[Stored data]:
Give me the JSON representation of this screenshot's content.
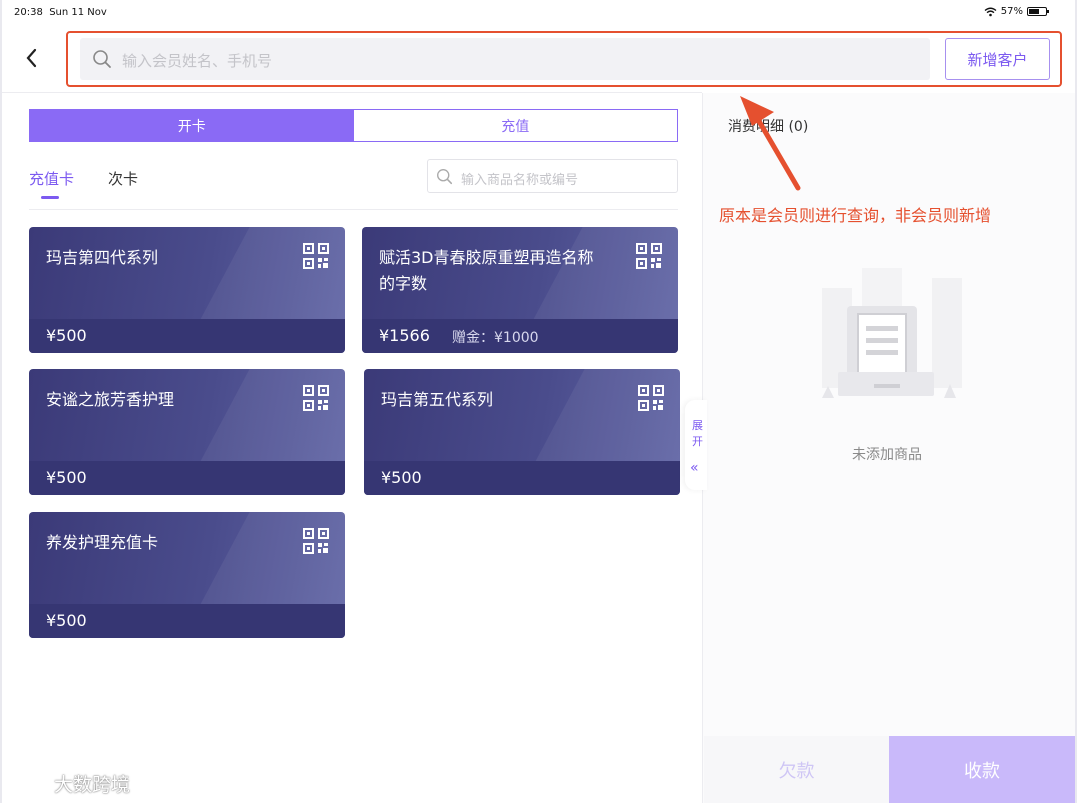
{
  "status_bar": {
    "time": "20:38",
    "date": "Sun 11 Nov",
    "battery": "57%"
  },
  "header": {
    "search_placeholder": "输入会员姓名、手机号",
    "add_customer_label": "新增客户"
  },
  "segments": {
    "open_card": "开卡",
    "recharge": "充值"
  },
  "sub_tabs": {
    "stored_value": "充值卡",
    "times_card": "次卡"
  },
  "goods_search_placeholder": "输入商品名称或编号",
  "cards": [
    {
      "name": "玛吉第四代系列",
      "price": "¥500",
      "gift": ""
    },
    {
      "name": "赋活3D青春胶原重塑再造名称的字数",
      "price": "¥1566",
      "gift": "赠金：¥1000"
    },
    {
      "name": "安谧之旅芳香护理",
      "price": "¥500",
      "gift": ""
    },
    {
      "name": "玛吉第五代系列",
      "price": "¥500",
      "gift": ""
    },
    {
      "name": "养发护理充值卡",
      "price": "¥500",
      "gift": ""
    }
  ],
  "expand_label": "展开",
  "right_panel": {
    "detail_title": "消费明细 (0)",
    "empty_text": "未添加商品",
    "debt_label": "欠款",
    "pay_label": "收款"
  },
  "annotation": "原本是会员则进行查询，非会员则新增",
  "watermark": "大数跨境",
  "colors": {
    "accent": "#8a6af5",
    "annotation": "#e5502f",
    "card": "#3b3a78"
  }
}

[Job]:
Word for word, quote the lines above. Omit the pictures.

[Problem solution]:
Give me the JSON representation of this screenshot's content.
{
  "status_bar": {
    "time": "20:38",
    "date": "Sun 11 Nov",
    "battery": "57%"
  },
  "header": {
    "search_placeholder": "输入会员姓名、手机号",
    "add_customer_label": "新增客户"
  },
  "segments": {
    "open_card": "开卡",
    "recharge": "充值"
  },
  "sub_tabs": {
    "stored_value": "充值卡",
    "times_card": "次卡"
  },
  "goods_search_placeholder": "输入商品名称或编号",
  "cards": [
    {
      "name": "玛吉第四代系列",
      "price": "¥500",
      "gift": ""
    },
    {
      "name": "赋活3D青春胶原重塑再造名称的字数",
      "price": "¥1566",
      "gift": "赠金：¥1000"
    },
    {
      "name": "安谧之旅芳香护理",
      "price": "¥500",
      "gift": ""
    },
    {
      "name": "玛吉第五代系列",
      "price": "¥500",
      "gift": ""
    },
    {
      "name": "养发护理充值卡",
      "price": "¥500",
      "gift": ""
    }
  ],
  "expand_label": "展开",
  "right_panel": {
    "detail_title": "消费明细 (0)",
    "empty_text": "未添加商品",
    "debt_label": "欠款",
    "pay_label": "收款"
  },
  "annotation": "原本是会员则进行查询，非会员则新增",
  "watermark": "大数跨境",
  "colors": {
    "accent": "#8a6af5",
    "annotation": "#e5502f",
    "card": "#3b3a78"
  }
}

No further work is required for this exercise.